▸ WORK TO DO: Extract each line where the string "στρόβιλους" shows up.

# # # # # # #

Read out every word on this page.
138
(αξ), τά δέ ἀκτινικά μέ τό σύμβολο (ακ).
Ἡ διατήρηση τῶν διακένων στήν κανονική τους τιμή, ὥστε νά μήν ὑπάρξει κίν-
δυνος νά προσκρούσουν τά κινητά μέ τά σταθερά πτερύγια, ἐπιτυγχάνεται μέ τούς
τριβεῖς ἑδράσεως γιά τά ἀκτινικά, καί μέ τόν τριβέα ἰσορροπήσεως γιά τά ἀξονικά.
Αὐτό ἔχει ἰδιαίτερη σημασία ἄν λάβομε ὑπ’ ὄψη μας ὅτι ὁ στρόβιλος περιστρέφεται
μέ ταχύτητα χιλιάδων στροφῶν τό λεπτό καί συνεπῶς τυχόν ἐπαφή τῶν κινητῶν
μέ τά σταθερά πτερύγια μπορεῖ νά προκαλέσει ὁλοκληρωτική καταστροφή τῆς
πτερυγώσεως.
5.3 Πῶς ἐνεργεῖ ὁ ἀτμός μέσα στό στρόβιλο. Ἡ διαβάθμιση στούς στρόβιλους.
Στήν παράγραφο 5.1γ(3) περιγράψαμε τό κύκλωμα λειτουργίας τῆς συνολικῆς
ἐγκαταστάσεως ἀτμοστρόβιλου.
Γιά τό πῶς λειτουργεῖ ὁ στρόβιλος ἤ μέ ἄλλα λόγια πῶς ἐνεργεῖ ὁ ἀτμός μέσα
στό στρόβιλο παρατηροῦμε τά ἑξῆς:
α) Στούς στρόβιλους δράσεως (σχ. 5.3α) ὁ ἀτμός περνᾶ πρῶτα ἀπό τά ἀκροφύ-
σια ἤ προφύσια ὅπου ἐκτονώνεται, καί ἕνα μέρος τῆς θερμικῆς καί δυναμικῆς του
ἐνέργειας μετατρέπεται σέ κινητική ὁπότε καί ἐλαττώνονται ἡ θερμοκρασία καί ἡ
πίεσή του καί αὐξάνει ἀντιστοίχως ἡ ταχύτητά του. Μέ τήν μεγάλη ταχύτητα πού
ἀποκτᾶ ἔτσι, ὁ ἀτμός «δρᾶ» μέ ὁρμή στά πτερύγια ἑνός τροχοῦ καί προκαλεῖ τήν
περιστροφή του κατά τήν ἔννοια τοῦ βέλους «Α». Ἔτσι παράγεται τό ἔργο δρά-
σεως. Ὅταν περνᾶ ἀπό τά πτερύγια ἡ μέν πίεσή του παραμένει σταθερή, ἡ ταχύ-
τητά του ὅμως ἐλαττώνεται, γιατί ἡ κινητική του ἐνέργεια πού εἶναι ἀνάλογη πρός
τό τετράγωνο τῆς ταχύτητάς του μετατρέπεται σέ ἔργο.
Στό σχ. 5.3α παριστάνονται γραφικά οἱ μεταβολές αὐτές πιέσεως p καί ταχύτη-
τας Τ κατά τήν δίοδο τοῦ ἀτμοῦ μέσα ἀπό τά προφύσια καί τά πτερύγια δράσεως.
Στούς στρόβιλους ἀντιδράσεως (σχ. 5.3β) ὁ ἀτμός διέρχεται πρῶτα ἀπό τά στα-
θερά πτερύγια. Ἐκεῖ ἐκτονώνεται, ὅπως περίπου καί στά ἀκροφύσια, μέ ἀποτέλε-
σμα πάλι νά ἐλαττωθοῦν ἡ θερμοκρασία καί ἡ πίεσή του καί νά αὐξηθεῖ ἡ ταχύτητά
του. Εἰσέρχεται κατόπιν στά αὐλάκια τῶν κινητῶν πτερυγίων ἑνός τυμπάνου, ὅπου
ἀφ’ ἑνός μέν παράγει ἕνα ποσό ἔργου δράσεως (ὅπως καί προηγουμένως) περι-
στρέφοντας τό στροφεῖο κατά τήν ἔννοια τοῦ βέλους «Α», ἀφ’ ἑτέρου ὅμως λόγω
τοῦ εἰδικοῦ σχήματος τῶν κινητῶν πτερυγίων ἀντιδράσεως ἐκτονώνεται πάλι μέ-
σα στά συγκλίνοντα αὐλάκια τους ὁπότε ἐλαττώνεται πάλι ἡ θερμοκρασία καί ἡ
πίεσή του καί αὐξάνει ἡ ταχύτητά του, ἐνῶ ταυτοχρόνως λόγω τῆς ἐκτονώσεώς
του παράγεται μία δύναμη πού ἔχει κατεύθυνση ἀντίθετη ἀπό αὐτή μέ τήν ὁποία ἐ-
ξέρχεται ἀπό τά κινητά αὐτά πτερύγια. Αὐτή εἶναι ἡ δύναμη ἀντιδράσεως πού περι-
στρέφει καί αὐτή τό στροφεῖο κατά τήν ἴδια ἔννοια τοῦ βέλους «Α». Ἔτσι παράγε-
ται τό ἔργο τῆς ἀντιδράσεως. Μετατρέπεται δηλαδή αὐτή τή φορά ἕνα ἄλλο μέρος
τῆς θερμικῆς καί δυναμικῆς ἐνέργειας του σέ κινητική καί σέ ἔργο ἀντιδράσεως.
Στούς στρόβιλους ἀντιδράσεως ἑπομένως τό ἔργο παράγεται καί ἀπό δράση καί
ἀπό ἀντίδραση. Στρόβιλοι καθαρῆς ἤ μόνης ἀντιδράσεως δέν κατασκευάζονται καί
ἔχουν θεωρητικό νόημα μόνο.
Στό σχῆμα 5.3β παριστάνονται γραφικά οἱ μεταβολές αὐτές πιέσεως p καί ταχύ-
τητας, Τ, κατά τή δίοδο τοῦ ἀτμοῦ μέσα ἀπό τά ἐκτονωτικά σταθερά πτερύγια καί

# # # # # # #

▸ FINISHED TASK:
5.3 Πῶς ἐνεργεῖ ὁ ἀτμός μέσα στό στρόβιλο. Ἡ διαβάθμιση στούς στρόβιλους.
α) Στούς στρόβιλους δράσεως (σχ. 5.3α) ὁ ἀτμός περνᾶ πρῶτα ἀπό τά ἀκροφύ-
Στούς στρόβιλους ἀντιδράσεως (σχ. 5.3β) ὁ ἀτμός διέρχεται πρῶτα ἀπό τά στα-
Στούς στρόβιλους ἀντιδράσεως ἑπομένως τό ἔργο παράγεται καί ἀπό δράση καί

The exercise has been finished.